Written task:
In full and without alteration, repeat the material.
**** Material for the task ****
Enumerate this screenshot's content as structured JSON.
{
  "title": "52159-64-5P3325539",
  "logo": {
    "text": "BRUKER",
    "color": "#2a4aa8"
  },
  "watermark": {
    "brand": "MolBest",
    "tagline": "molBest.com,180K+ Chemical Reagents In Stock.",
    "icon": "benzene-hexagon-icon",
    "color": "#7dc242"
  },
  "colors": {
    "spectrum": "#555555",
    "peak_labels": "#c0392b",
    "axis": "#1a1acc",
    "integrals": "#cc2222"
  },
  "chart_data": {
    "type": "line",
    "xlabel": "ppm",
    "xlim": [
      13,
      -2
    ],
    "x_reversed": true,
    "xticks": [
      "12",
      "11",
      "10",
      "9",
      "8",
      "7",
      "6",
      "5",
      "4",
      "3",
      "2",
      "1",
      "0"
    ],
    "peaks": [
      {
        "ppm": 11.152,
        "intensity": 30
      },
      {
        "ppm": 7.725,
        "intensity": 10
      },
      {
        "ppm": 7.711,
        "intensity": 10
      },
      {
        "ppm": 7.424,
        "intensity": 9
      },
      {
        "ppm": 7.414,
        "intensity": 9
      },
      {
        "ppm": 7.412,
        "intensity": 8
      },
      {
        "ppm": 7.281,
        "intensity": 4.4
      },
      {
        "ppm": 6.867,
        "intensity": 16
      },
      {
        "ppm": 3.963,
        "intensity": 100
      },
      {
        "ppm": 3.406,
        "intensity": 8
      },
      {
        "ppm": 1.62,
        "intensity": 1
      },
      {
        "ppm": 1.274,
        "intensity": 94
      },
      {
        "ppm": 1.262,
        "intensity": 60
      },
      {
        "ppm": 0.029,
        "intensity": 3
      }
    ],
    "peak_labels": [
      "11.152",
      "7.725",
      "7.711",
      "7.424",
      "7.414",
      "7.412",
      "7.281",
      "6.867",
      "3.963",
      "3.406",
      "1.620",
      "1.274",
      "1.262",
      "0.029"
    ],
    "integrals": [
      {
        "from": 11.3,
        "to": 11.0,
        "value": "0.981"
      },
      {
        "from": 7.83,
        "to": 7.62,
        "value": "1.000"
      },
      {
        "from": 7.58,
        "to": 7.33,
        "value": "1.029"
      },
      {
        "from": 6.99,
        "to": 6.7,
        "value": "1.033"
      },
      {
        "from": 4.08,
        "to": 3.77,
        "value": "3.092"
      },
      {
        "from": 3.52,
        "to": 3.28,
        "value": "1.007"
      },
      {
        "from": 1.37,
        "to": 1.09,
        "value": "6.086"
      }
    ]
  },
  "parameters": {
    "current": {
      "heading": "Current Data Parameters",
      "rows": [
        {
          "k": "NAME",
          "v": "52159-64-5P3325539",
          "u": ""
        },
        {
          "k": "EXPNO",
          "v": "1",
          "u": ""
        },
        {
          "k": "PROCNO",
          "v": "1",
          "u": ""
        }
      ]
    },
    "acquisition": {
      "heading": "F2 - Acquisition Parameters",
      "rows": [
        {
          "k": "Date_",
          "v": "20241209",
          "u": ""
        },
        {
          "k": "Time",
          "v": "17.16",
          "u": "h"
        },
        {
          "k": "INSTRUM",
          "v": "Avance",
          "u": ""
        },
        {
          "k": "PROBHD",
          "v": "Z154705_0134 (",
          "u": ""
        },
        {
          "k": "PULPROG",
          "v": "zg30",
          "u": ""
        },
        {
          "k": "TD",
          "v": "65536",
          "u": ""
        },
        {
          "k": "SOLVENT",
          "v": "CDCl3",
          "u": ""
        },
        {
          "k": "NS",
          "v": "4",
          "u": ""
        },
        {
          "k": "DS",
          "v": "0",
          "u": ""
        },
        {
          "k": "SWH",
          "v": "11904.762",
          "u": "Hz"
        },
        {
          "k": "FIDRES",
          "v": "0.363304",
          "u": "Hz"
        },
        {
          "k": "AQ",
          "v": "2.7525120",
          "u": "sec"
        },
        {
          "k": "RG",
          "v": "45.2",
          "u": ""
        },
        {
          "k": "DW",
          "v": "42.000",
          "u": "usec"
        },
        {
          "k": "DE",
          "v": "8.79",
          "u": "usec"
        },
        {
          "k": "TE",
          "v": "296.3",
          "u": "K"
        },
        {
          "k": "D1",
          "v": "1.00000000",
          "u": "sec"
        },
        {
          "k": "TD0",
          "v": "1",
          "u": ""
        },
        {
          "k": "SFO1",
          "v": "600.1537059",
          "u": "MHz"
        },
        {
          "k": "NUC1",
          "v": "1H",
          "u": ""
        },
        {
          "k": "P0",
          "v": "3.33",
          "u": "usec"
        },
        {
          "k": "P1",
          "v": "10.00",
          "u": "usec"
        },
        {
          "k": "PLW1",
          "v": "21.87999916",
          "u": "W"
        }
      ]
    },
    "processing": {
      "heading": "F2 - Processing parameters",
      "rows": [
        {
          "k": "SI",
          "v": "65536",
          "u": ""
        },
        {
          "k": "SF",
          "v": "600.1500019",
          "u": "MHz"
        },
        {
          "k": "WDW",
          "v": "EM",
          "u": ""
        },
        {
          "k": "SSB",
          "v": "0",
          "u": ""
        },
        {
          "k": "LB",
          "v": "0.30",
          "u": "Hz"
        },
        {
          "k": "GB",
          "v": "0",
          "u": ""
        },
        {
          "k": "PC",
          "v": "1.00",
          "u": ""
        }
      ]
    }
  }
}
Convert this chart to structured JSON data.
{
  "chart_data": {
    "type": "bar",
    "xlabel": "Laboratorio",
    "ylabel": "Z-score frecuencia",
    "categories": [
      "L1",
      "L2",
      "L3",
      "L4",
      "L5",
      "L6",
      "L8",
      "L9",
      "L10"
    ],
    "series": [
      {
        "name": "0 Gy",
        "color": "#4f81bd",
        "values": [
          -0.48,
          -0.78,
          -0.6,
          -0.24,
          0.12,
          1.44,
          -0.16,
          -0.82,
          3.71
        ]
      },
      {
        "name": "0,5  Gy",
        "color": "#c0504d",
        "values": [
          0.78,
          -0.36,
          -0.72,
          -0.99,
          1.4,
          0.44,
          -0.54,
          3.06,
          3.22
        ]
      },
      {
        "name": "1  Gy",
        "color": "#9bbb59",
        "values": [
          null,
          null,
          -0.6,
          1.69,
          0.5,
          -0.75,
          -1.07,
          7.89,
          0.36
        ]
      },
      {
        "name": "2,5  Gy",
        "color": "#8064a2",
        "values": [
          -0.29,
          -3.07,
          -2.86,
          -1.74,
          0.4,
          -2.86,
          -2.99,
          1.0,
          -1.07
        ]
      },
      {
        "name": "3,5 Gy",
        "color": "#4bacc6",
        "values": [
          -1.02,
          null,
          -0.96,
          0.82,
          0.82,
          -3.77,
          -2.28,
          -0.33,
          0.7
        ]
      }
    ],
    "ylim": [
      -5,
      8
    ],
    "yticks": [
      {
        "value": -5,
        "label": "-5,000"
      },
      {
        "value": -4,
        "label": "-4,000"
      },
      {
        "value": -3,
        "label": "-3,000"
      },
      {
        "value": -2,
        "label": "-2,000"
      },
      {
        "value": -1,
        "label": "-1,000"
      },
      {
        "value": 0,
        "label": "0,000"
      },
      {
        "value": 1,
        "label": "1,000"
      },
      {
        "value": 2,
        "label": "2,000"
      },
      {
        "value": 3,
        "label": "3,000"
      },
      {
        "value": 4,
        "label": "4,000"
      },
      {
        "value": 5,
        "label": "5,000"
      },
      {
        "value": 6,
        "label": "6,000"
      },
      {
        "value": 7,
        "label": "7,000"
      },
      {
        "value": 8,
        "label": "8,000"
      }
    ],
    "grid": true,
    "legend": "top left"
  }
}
****
Written answer:
Enumerate this screenshot's content as structured JSON.
{
  "title": "52159-64-5P3325539",
  "logo": {
    "text": "BRUKER",
    "color": "#2a4aa8"
  },
  "watermark": {
    "brand": "MolBest",
    "tagline": "molBest.com,180K+ Chemical Reagents In Stock.",
    "icon": "benzene-hexagon-icon",
    "color": "#7dc242"
  },
  "colors": {
    "spectrum": "#555555",
    "peak_labels": "#c0392b",
    "axis": "#1a1acc",
    "integrals": "#cc2222"
  },
  "chart_data": {
    "type": "line",
    "xlabel": "ppm",
    "xlim": [
      13,
      -2
    ],
    "x_reversed": true,
    "xticks": [
      "12",
      "11",
      "10",
      "9",
      "8",
      "7",
      "6",
      "5",
      "4",
      "3",
      "2",
      "1",
      "0"
    ],
    "peaks": [
      {
        "ppm": 11.152,
        "intensity": 30
      },
      {
        "ppm": 7.725,
        "intensity": 10
      },
      {
        "ppm": 7.711,
        "intensity": 10
      },
      {
        "ppm": 7.424,
        "intensity": 9
      },
      {
        "ppm": 7.414,
        "intensity": 9
      },
      {
        "ppm": 7.412,
        "intensity": 8
      },
      {
        "ppm": 7.281,
        "intensity": 4.4
      },
      {
        "ppm": 6.867,
        "intensity": 16
      },
      {
        "ppm": 3.963,
        "intensity": 100
      },
      {
        "ppm": 3.406,
        "intensity": 8
      },
      {
        "ppm": 1.62,
        "intensity": 1
      },
      {
        "ppm": 1.274,
        "intensity": 94
      },
      {
        "ppm": 1.262,
        "intensity": 60
      },
      {
        "ppm": 0.029,
        "intensity": 3
      }
    ],
    "peak_labels": [
      "11.152",
      "7.725",
      "7.711",
      "7.424",
      "7.414",
      "7.412",
      "7.281",
      "6.867",
      "3.963",
      "3.406",
      "1.620",
      "1.274",
      "1.262",
      "0.029"
    ],
    "integrals": [
      {
        "from": 11.3,
        "to": 11.0,
        "value": "0.981"
      },
      {
        "from": 7.83,
        "to": 7.62,
        "value": "1.000"
      },
      {
        "from": 7.58,
        "to": 7.33,
        "value": "1.029"
      },
      {
        "from": 6.99,
        "to": 6.7,
        "value": "1.033"
      },
      {
        "from": 4.08,
        "to": 3.77,
        "value": "3.092"
      },
      {
        "from": 3.52,
        "to": 3.28,
        "value": "1.007"
      },
      {
        "from": 1.37,
        "to": 1.09,
        "value": "6.086"
      }
    ]
  },
  "parameters": {
    "current": {
      "heading": "Current Data Parameters",
      "rows": [
        {
          "k": "NAME",
          "v": "52159-64-5P3325539",
          "u": ""
        },
        {
          "k": "EXPNO",
          "v": "1",
          "u": ""
        },
        {
          "k": "PROCNO",
          "v": "1",
          "u": ""
        }
      ]
    },
    "acquisition": {
      "heading": "F2 - Acquisition Parameters",
      "rows": [
        {
          "k": "Date_",
          "v": "20241209",
          "u": ""
        },
        {
          "k": "Time",
          "v": "17.16",
          "u": "h"
        },
        {
          "k": "INSTRUM",
          "v": "Avance",
          "u": ""
        },
        {
          "k": "PROBHD",
          "v": "Z154705_0134 (",
          "u": ""
        },
        {
          "k": "PULPROG",
          "v": "zg30",
          "u": ""
        },
        {
          "k": "TD",
          "v": "65536",
          "u": ""
        },
        {
          "k": "SOLVENT",
          "v": "CDCl3",
          "u": ""
        },
        {
          "k": "NS",
          "v": "4",
          "u": ""
        },
        {
          "k": "DS",
          "v": "0",
          "u": ""
        },
        {
          "k": "SWH",
          "v": "11904.762",
          "u": "Hz"
        },
        {
          "k": "FIDRES",
          "v": "0.363304",
          "u": "Hz"
        },
        {
          "k": "AQ",
          "v": "2.7525120",
          "u": "sec"
        },
        {
          "k": "RG",
          "v": "45.2",
          "u": ""
        },
        {
          "k": "DW",
          "v": "42.000",
          "u": "usec"
        },
        {
          "k": "DE",
          "v": "8.79",
          "u": "usec"
        },
        {
          "k": "TE",
          "v": "296.3",
          "u": "K"
        },
        {
          "k": "D1",
          "v": "1.00000000",
          "u": "sec"
        },
        {
          "k": "TD0",
          "v": "1",
          "u": ""
        },
        {
          "k": "SFO1",
          "v": "600.1537059",
          "u": "MHz"
        },
        {
          "k": "NUC1",
          "v": "1H",
          "u": ""
        },
        {
          "k": "P0",
          "v": "3.33",
          "u": "usec"
        },
        {
          "k": "P1",
          "v": "10.00",
          "u": "usec"
        },
        {
          "k": "PLW1",
          "v": "21.87999916",
          "u": "W"
        }
      ]
    },
    "processing": {
      "heading": "F2 - Processing parameters",
      "rows": [
        {
          "k": "SI",
          "v": "65536",
          "u": ""
        },
        {
          "k": "SF",
          "v": "600.1500019",
          "u": "MHz"
        },
        {
          "k": "WDW",
          "v": "EM",
          "u": ""
        },
        {
          "k": "SSB",
          "v": "0",
          "u": ""
        },
        {
          "k": "LB",
          "v": "0.30",
          "u": "Hz"
        },
        {
          "k": "GB",
          "v": "0",
          "u": ""
        },
        {
          "k": "PC",
          "v": "1.00",
          "u": ""
        }
      ]
    }
  }
}
Convert this chart to structured JSON data.
{
  "chart_data": {
    "type": "bar",
    "xlabel": "Laboratorio",
    "ylabel": "Z-score frecuencia",
    "categories": [
      "L1",
      "L2",
      "L3",
      "L4",
      "L5",
      "L6",
      "L8",
      "L9",
      "L10"
    ],
    "series": [
      {
        "name": "0 Gy",
        "color": "#4f81bd",
        "values": [
          -0.48,
          -0.78,
          -0.6,
          -0.24,
          0.12,
          1.44,
          -0.16,
          -0.82,
          3.71
        ]
      },
      {
        "name": "0,5  Gy",
        "color": "#c0504d",
        "values": [
          0.78,
          -0.36,
          -0.72,
          -0.99,
          1.4,
          0.44,
          -0.54,
          3.06,
          3.22
        ]
      },
      {
        "name": "1  Gy",
        "color": "#9bbb59",
        "values": [
          null,
          null,
          -0.6,
          1.69,
          0.5,
          -0.75,
          -1.07,
          7.89,
          0.36
        ]
      },
      {
        "name": "2,5  Gy",
        "color": "#8064a2",
        "values": [
          -0.29,
          -3.07,
          -2.86,
          -1.74,
          0.4,
          -2.86,
          -2.99,
          1.0,
          -1.07
        ]
      },
      {
        "name": "3,5 Gy",
        "color": "#4bacc6",
        "values": [
          -1.02,
          null,
          -0.96,
          0.82,
          0.82,
          -3.77,
          -2.28,
          -0.33,
          0.7
        ]
      }
    ],
    "ylim": [
      -5,
      8
    ],
    "yticks": [
      {
        "value": -5,
        "label": "-5,000"
      },
      {
        "value": -4,
        "label": "-4,000"
      },
      {
        "value": -3,
        "label": "-3,000"
      },
      {
        "value": -2,
        "label": "-2,000"
      },
      {
        "value": -1,
        "label": "-1,000"
      },
      {
        "value": 0,
        "label": "0,000"
      },
      {
        "value": 1,
        "label": "1,000"
      },
      {
        "value": 2,
        "label": "2,000"
      },
      {
        "value": 3,
        "label": "3,000"
      },
      {
        "value": 4,
        "label": "4,000"
      },
      {
        "value": 5,
        "label": "5,000"
      },
      {
        "value": 6,
        "label": "6,000"
      },
      {
        "value": 7,
        "label": "7,000"
      },
      {
        "value": 8,
        "label": "8,000"
      }
    ],
    "grid": true,
    "legend": "top left"
  }
}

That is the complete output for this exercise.